▶ **What you should do**: Write out the entries below once more, exactly, with the pictures left out.

▶ **Input material**:

= = =

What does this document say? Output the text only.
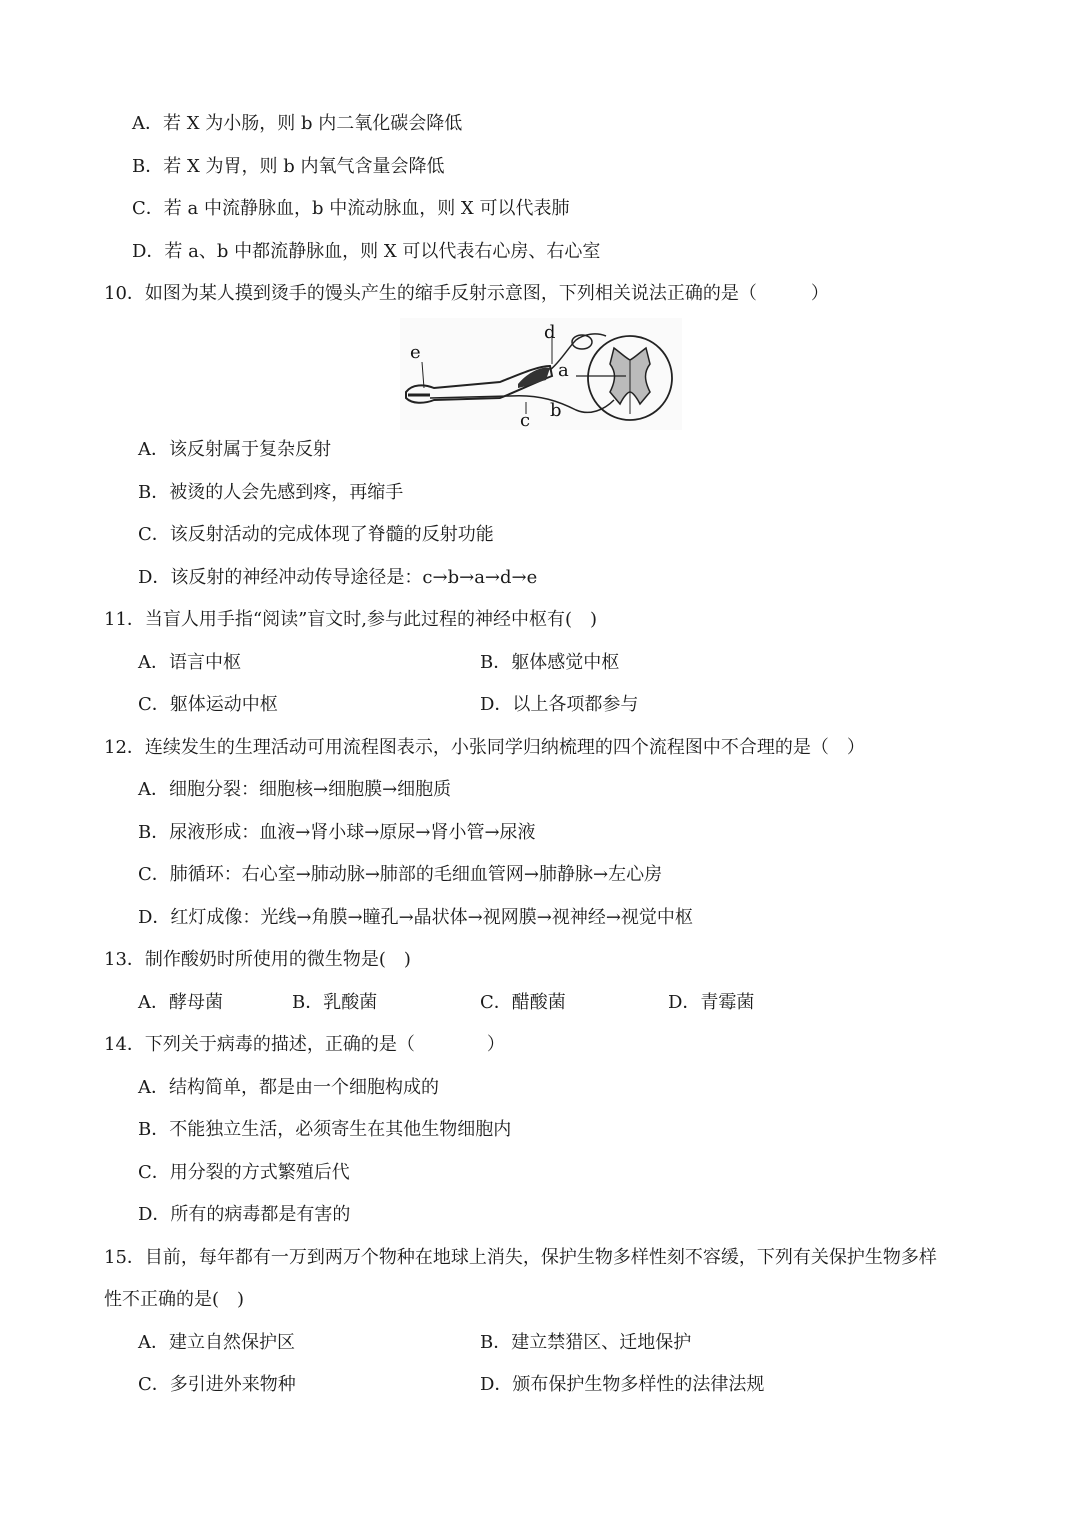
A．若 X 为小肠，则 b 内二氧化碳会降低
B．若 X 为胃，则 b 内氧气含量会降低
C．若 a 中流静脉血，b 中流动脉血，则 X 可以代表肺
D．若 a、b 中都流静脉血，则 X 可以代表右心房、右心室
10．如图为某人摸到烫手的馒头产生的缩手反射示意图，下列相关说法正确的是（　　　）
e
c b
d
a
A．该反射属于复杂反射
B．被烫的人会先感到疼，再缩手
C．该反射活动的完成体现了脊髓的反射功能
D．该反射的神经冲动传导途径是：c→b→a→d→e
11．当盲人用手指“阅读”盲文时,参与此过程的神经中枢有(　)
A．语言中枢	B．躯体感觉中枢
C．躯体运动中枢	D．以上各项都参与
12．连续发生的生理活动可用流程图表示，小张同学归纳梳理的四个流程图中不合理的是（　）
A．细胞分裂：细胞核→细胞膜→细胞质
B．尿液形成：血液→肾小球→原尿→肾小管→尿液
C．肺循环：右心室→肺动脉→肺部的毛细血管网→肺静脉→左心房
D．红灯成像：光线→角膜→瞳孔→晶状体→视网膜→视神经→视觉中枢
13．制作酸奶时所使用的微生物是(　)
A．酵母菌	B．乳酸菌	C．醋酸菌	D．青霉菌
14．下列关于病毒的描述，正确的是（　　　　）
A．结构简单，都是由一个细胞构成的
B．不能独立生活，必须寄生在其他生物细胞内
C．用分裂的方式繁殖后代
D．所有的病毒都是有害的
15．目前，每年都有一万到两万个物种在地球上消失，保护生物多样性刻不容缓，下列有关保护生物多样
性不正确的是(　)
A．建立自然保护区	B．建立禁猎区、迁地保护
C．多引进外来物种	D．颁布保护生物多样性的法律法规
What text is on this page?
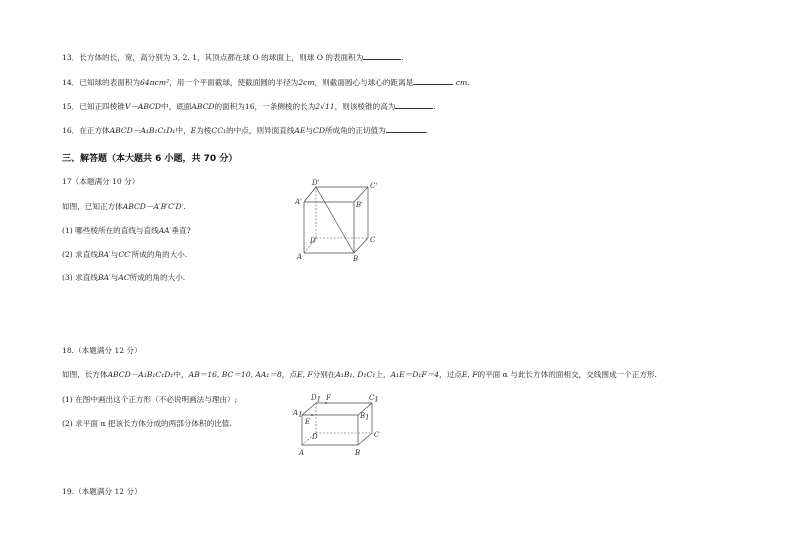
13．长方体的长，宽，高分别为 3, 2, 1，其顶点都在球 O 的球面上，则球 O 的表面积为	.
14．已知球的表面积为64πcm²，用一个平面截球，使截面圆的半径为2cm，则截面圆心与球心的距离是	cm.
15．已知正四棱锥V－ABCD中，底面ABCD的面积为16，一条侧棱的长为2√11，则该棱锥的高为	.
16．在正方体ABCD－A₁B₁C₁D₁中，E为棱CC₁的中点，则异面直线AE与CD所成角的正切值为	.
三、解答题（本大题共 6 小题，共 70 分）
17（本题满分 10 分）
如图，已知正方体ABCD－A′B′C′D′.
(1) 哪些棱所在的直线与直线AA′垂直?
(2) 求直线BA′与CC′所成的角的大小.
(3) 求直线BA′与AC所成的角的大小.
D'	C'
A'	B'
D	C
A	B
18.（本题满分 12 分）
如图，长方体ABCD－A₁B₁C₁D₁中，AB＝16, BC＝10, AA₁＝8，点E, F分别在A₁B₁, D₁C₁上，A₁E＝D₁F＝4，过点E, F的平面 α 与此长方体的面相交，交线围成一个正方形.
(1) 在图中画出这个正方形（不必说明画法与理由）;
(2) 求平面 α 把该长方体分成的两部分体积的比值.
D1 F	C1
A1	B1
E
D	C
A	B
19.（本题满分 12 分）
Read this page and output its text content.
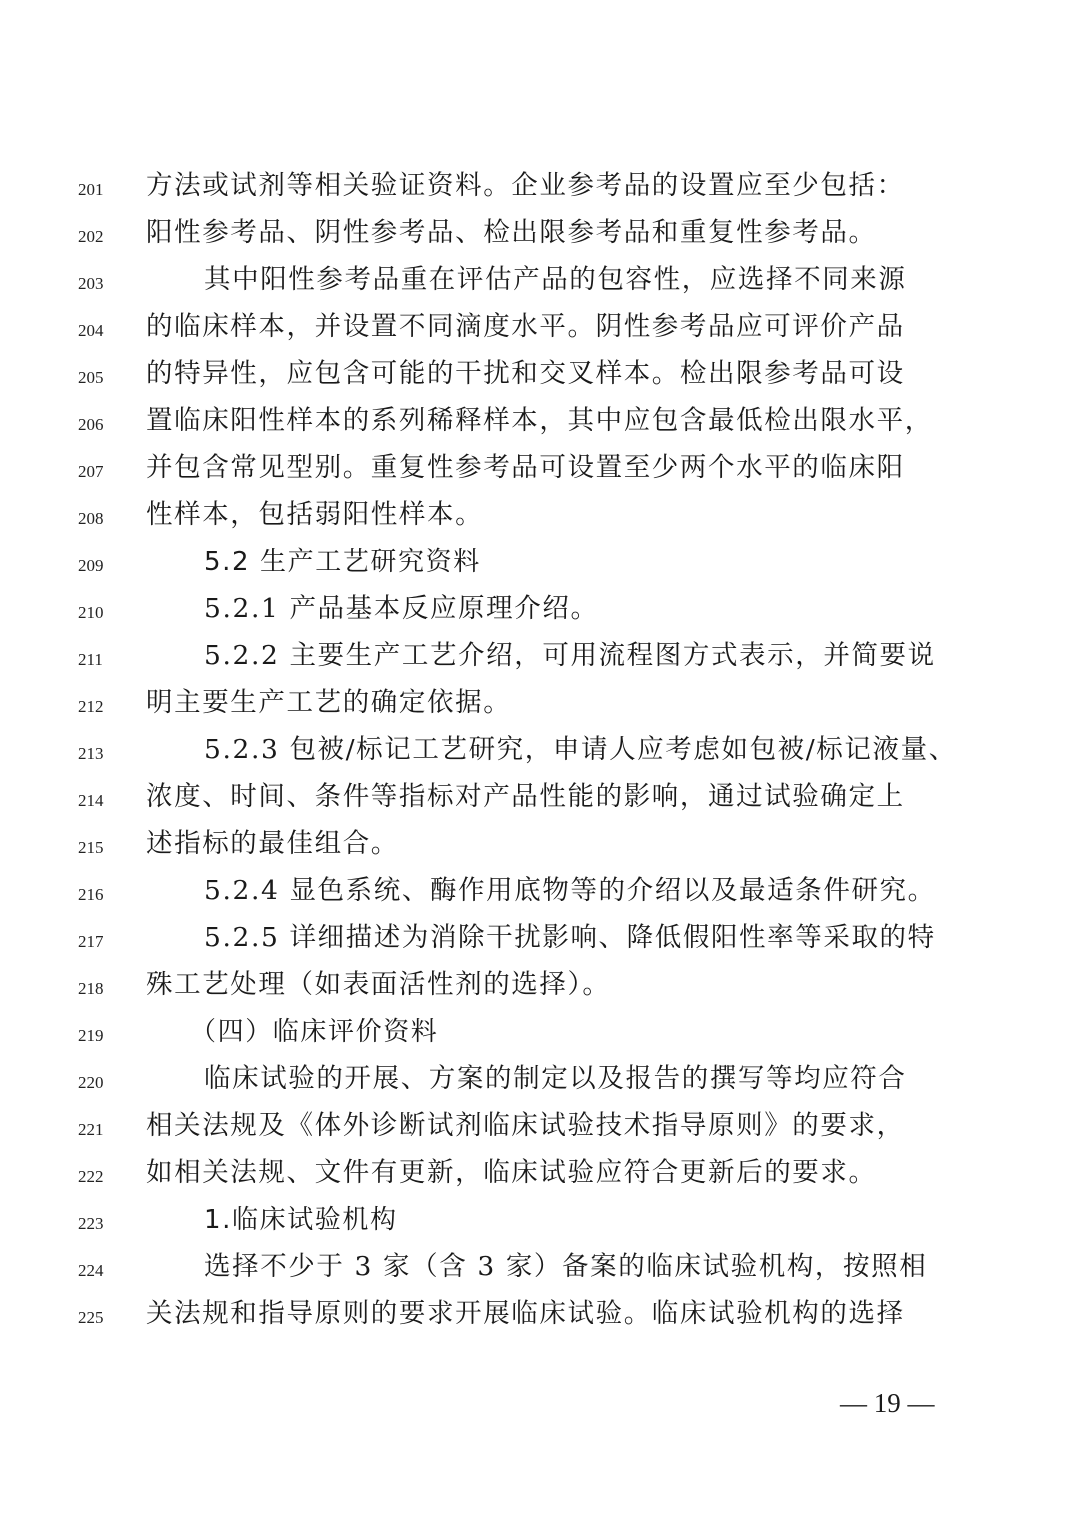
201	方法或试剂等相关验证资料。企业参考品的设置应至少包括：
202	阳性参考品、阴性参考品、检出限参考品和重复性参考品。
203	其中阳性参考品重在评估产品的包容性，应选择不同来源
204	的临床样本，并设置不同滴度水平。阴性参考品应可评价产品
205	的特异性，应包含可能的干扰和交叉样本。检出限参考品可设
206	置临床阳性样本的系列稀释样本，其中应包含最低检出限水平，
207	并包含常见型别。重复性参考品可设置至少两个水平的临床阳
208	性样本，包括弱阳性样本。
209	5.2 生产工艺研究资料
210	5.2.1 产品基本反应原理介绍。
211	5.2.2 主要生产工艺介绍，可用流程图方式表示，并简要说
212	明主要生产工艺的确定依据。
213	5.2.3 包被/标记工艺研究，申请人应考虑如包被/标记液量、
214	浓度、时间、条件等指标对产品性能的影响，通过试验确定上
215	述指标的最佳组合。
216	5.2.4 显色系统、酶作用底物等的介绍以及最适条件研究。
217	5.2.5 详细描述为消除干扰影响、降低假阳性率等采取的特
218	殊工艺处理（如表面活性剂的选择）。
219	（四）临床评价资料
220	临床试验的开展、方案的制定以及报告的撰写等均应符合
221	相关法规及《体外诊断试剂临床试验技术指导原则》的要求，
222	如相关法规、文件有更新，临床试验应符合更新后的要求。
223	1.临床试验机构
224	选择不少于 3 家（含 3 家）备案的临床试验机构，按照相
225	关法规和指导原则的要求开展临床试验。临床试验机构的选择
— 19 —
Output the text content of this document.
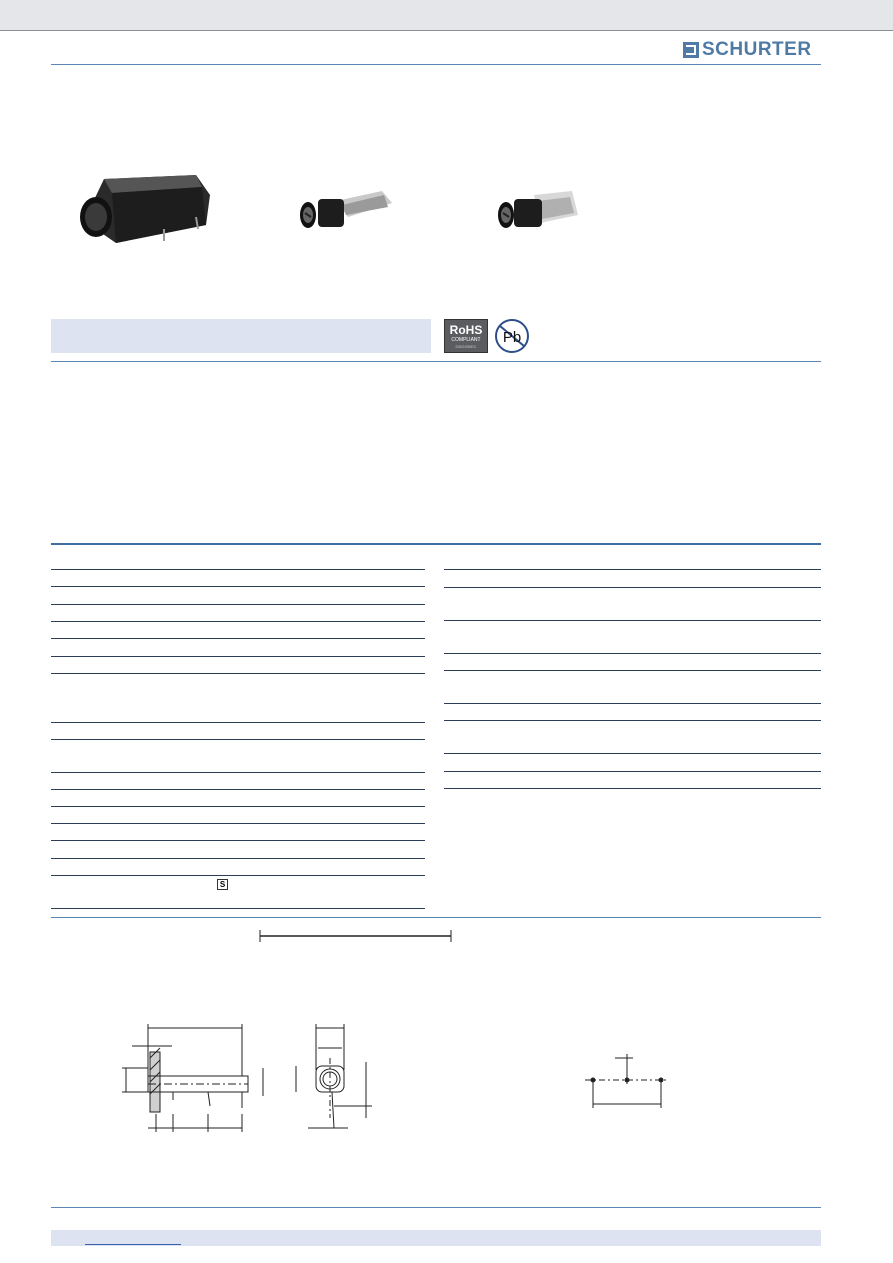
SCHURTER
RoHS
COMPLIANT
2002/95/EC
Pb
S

= = =

▶ **Finished task**:
What does this document say? Output the text only.
A．若 X 为小肠，则 b 内二氧化碳会降低
B．若 X 为胃，则 b 内氧气含量会降低
C．若 a 中流静脉血，b 中流动脉血，则 X 可以代表肺
D．若 a、b 中都流静脉血，则 X 可以代表右心房、右心室
10．如图为某人摸到烫手的馒头产生的缩手反射示意图，下列相关说法正确的是（　　　）
e
c b
d
a
A．该反射属于复杂反射
B．被烫的人会先感到疼，再缩手
C．该反射活动的完成体现了脊髓的反射功能
D．该反射的神经冲动传导途径是：c→b→a→d→e
11．当盲人用手指“阅读”盲文时,参与此过程的神经中枢有(　)
A．语言中枢	B．躯体感觉中枢
C．躯体运动中枢	D．以上各项都参与
12．连续发生的生理活动可用流程图表示，小张同学归纳梳理的四个流程图中不合理的是（　）
A．细胞分裂：细胞核→细胞膜→细胞质
B．尿液形成：血液→肾小球→原尿→肾小管→尿液
C．肺循环：右心室→肺动脉→肺部的毛细血管网→肺静脉→左心房
D．红灯成像：光线→角膜→瞳孔→晶状体→视网膜→视神经→视觉中枢
13．制作酸奶时所使用的微生物是(　)
A．酵母菌	B．乳酸菌	C．醋酸菌	D．青霉菌
14．下列关于病毒的描述，正确的是（　　　　）
A．结构简单，都是由一个细胞构成的
B．不能独立生活，必须寄生在其他生物细胞内
C．用分裂的方式繁殖后代
D．所有的病毒都是有害的
15．目前，每年都有一万到两万个物种在地球上消失，保护生物多样性刻不容缓，下列有关保护生物多样
性不正确的是(　)
A．建立自然保护区	B．建立禁猎区、迁地保护
C．多引进外来物种	D．颁布保护生物多样性的法律法规
What text is on this page?
13．长方体的长，宽，高分别为 3, 2, 1，其顶点都在球 O 的球面上，则球 O 的表面积为	.
14．已知球的表面积为64πcm²，用一个平面截球，使截面圆的半径为2cm，则截面圆心与球心的距离是	cm.
15．已知正四棱锥V－ABCD中，底面ABCD的面积为16，一条侧棱的长为2√11，则该棱锥的高为	.
16．在正方体ABCD－A₁B₁C₁D₁中，E为棱CC₁的中点，则异面直线AE与CD所成角的正切值为	.
三、解答题（本大题共 6 小题，共 70 分）
17（本题满分 10 分）
如图，已知正方体ABCD－A′B′C′D′.
(1) 哪些棱所在的直线与直线AA′垂直?
(2) 求直线BA′与CC′所成的角的大小.
(3) 求直线BA′与AC所成的角的大小.
D'	C'
A'	B'
D	C
A	B
18.（本题满分 12 分）
如图，长方体ABCD－A₁B₁C₁D₁中，AB＝16, BC＝10, AA₁＝8，点E, F分别在A₁B₁, D₁C₁上，A₁E＝D₁F＝4，过点E, F的平面 α 与此长方体的面相交，交线围成一个正方形.
(1) 在图中画出这个正方形（不必说明画法与理由）;
(2) 求平面 α 把该长方体分成的两部分体积的比值.
D1 F	C1
A1	B1
E
D	C
A	B
19.（本题满分 12 分）
Read this page and output its text content.
201	方法或试剂等相关验证资料。企业参考品的设置应至少包括：
202	阳性参考品、阴性参考品、检出限参考品和重复性参考品。
203	其中阳性参考品重在评估产品的包容性，应选择不同来源
204	的临床样本，并设置不同滴度水平。阴性参考品应可评价产品
205	的特异性，应包含可能的干扰和交叉样本。检出限参考品可设
206	置临床阳性样本的系列稀释样本，其中应包含最低检出限水平，
207	并包含常见型别。重复性参考品可设置至少两个水平的临床阳
208	性样本，包括弱阳性样本。
209	5.2 生产工艺研究资料
210	5.2.1 产品基本反应原理介绍。
211	5.2.2 主要生产工艺介绍，可用流程图方式表示，并简要说
212	明主要生产工艺的确定依据。
213	5.2.3 包被/标记工艺研究，申请人应考虑如包被/标记液量、
214	浓度、时间、条件等指标对产品性能的影响，通过试验确定上
215	述指标的最佳组合。
216	5.2.4 显色系统、酶作用底物等的介绍以及最适条件研究。
217	5.2.5 详细描述为消除干扰影响、降低假阳性率等采取的特
218	殊工艺处理（如表面活性剂的选择）。
219	（四）临床评价资料
220	临床试验的开展、方案的制定以及报告的撰写等均应符合
221	相关法规及《体外诊断试剂临床试验技术指导原则》的要求，
222	如相关法规、文件有更新，临床试验应符合更新后的要求。
223	1.临床试验机构
224	选择不少于 3 家（含 3 家）备案的临床试验机构，按照相
225	关法规和指导原则的要求开展临床试验。临床试验机构的选择
— 19 —
Output the text content of this document.
SCHURTER
RoHS
COMPLIANT
2002/95/EC
Pb
S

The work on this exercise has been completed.